Records that describe figures

>>>

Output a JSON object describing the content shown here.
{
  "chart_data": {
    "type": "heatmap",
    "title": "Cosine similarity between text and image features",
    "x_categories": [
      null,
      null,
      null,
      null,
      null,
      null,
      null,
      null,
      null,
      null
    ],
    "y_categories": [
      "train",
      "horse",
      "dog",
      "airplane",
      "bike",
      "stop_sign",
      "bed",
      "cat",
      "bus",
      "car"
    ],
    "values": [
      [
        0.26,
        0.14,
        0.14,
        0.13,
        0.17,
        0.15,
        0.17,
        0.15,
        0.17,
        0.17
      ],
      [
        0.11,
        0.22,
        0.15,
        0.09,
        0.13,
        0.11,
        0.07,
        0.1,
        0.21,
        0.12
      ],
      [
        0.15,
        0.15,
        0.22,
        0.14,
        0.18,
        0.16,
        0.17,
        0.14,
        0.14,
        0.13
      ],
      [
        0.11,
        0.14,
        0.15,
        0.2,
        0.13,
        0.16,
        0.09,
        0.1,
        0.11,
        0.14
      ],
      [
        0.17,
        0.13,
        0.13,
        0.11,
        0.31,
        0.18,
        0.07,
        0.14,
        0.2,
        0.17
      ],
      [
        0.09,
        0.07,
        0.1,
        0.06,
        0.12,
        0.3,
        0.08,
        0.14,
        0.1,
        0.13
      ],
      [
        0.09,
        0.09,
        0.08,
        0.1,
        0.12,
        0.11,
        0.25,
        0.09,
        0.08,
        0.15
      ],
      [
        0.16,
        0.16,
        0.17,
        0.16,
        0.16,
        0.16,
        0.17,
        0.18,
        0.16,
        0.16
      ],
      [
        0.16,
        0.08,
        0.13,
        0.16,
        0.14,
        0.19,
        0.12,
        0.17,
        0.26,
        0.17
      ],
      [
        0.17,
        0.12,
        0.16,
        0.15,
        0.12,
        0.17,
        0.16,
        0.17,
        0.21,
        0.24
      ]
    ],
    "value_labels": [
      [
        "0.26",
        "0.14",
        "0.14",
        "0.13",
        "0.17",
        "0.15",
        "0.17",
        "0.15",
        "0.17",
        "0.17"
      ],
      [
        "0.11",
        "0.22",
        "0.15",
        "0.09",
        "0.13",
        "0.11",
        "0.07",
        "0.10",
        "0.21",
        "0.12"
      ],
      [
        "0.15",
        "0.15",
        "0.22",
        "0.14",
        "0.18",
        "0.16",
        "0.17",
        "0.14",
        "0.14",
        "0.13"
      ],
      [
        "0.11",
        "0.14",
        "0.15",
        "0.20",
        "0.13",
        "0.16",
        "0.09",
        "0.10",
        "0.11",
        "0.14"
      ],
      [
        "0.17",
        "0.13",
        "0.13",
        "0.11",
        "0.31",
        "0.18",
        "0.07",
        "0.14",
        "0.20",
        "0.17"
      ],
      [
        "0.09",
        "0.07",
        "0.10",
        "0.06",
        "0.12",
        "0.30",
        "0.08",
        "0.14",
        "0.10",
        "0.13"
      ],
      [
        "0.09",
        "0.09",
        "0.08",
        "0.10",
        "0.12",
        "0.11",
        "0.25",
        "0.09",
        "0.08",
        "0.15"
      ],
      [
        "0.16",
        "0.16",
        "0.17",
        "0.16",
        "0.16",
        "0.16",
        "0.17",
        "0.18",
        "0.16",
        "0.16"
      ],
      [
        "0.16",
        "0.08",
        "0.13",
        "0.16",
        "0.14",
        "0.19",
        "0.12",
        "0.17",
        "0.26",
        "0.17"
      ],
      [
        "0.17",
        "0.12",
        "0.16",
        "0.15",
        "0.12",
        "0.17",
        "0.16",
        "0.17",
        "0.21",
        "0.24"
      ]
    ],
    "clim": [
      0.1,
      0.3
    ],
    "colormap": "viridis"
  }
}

<<<

● EXERCISE: Emit the records above again, exactly, with no line skipped.

● EXPECTED ANSWER:
Output a JSON object describing the content shown here.
{
  "chart_data": {
    "type": "heatmap",
    "title": "Cosine similarity between text and image features",
    "x_categories": [
      null,
      null,
      null,
      null,
      null,
      null,
      null,
      null,
      null,
      null
    ],
    "y_categories": [
      "train",
      "horse",
      "dog",
      "airplane",
      "bike",
      "stop_sign",
      "bed",
      "cat",
      "bus",
      "car"
    ],
    "values": [
      [
        0.26,
        0.14,
        0.14,
        0.13,
        0.17,
        0.15,
        0.17,
        0.15,
        0.17,
        0.17
      ],
      [
        0.11,
        0.22,
        0.15,
        0.09,
        0.13,
        0.11,
        0.07,
        0.1,
        0.21,
        0.12
      ],
      [
        0.15,
        0.15,
        0.22,
        0.14,
        0.18,
        0.16,
        0.17,
        0.14,
        0.14,
        0.13
      ],
      [
        0.11,
        0.14,
        0.15,
        0.2,
        0.13,
        0.16,
        0.09,
        0.1,
        0.11,
        0.14
      ],
      [
        0.17,
        0.13,
        0.13,
        0.11,
        0.31,
        0.18,
        0.07,
        0.14,
        0.2,
        0.17
      ],
      [
        0.09,
        0.07,
        0.1,
        0.06,
        0.12,
        0.3,
        0.08,
        0.14,
        0.1,
        0.13
      ],
      [
        0.09,
        0.09,
        0.08,
        0.1,
        0.12,
        0.11,
        0.25,
        0.09,
        0.08,
        0.15
      ],
      [
        0.16,
        0.16,
        0.17,
        0.16,
        0.16,
        0.16,
        0.17,
        0.18,
        0.16,
        0.16
      ],
      [
        0.16,
        0.08,
        0.13,
        0.16,
        0.14,
        0.19,
        0.12,
        0.17,
        0.26,
        0.17
      ],
      [
        0.17,
        0.12,
        0.16,
        0.15,
        0.12,
        0.17,
        0.16,
        0.17,
        0.21,
        0.24
      ]
    ],
    "value_labels": [
      [
        "0.26",
        "0.14",
        "0.14",
        "0.13",
        "0.17",
        "0.15",
        "0.17",
        "0.15",
        "0.17",
        "0.17"
      ],
      [
        "0.11",
        "0.22",
        "0.15",
        "0.09",
        "0.13",
        "0.11",
        "0.07",
        "0.10",
        "0.21",
        "0.12"
      ],
      [
        "0.15",
        "0.15",
        "0.22",
        "0.14",
        "0.18",
        "0.16",
        "0.17",
        "0.14",
        "0.14",
        "0.13"
      ],
      [
        "0.11",
        "0.14",
        "0.15",
        "0.20",
        "0.13",
        "0.16",
        "0.09",
        "0.10",
        "0.11",
        "0.14"
      ],
      [
        "0.17",
        "0.13",
        "0.13",
        "0.11",
        "0.31",
        "0.18",
        "0.07",
        "0.14",
        "0.20",
        "0.17"
      ],
      [
        "0.09",
        "0.07",
        "0.10",
        "0.06",
        "0.12",
        "0.30",
        "0.08",
        "0.14",
        "0.10",
        "0.13"
      ],
      [
        "0.09",
        "0.09",
        "0.08",
        "0.10",
        "0.12",
        "0.11",
        "0.25",
        "0.09",
        "0.08",
        "0.15"
      ],
      [
        "0.16",
        "0.16",
        "0.17",
        "0.16",
        "0.16",
        "0.16",
        "0.17",
        "0.18",
        "0.16",
        "0.16"
      ],
      [
        "0.16",
        "0.08",
        "0.13",
        "0.16",
        "0.14",
        "0.19",
        "0.12",
        "0.17",
        "0.26",
        "0.17"
      ],
      [
        "0.17",
        "0.12",
        "0.16",
        "0.15",
        "0.12",
        "0.17",
        "0.16",
        "0.17",
        "0.21",
        "0.24"
      ]
    ],
    "clim": [
      0.1,
      0.3
    ],
    "colormap": "viridis"
  }
}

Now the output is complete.